-- begin --

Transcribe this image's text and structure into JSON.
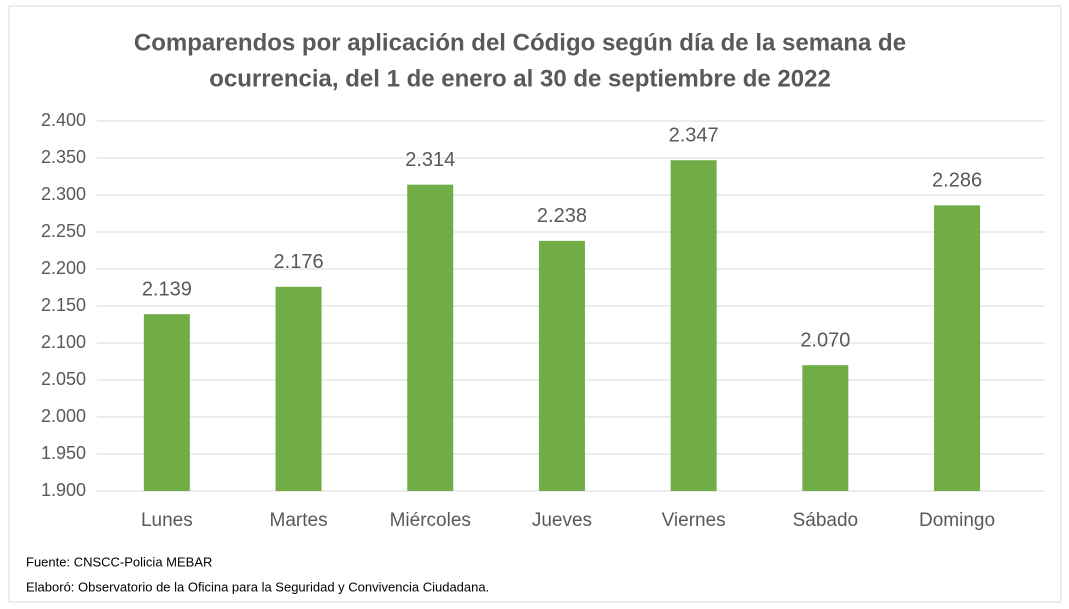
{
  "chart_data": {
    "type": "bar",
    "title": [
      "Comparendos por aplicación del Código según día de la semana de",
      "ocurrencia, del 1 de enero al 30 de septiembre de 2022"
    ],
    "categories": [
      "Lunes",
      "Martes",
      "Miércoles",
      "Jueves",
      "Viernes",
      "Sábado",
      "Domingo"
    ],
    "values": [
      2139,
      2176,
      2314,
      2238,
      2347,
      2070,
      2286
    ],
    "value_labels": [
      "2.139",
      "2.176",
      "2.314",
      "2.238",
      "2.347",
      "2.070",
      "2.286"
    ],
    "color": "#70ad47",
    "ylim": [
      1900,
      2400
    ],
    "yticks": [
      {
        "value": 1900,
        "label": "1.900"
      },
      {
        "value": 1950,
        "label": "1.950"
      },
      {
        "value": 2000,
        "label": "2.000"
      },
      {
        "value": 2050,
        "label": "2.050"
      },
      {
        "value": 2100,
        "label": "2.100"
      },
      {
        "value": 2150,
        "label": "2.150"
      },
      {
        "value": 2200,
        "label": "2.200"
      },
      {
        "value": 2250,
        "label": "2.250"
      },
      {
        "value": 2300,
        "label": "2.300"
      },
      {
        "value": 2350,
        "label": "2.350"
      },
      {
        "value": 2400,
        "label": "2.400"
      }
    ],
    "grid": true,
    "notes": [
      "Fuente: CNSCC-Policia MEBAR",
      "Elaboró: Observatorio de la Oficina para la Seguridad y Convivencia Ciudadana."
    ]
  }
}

-- end --

◆ Stated exercise
Omit each picture, then return all of the listing exactly as it stands.

◆ Expected answer
Transcribe this image's text and structure into JSON.
{
  "chart_data": {
    "type": "bar",
    "title": [
      "Comparendos por aplicación del Código según día de la semana de",
      "ocurrencia, del 1 de enero al 30 de septiembre de 2022"
    ],
    "categories": [
      "Lunes",
      "Martes",
      "Miércoles",
      "Jueves",
      "Viernes",
      "Sábado",
      "Domingo"
    ],
    "values": [
      2139,
      2176,
      2314,
      2238,
      2347,
      2070,
      2286
    ],
    "value_labels": [
      "2.139",
      "2.176",
      "2.314",
      "2.238",
      "2.347",
      "2.070",
      "2.286"
    ],
    "color": "#70ad47",
    "ylim": [
      1900,
      2400
    ],
    "yticks": [
      {
        "value": 1900,
        "label": "1.900"
      },
      {
        "value": 1950,
        "label": "1.950"
      },
      {
        "value": 2000,
        "label": "2.000"
      },
      {
        "value": 2050,
        "label": "2.050"
      },
      {
        "value": 2100,
        "label": "2.100"
      },
      {
        "value": 2150,
        "label": "2.150"
      },
      {
        "value": 2200,
        "label": "2.200"
      },
      {
        "value": 2250,
        "label": "2.250"
      },
      {
        "value": 2300,
        "label": "2.300"
      },
      {
        "value": 2350,
        "label": "2.350"
      },
      {
        "value": 2400,
        "label": "2.400"
      }
    ],
    "grid": true,
    "notes": [
      "Fuente: CNSCC-Policia MEBAR",
      "Elaboró: Observatorio de la Oficina para la Seguridad y Convivencia Ciudadana."
    ]
  }
}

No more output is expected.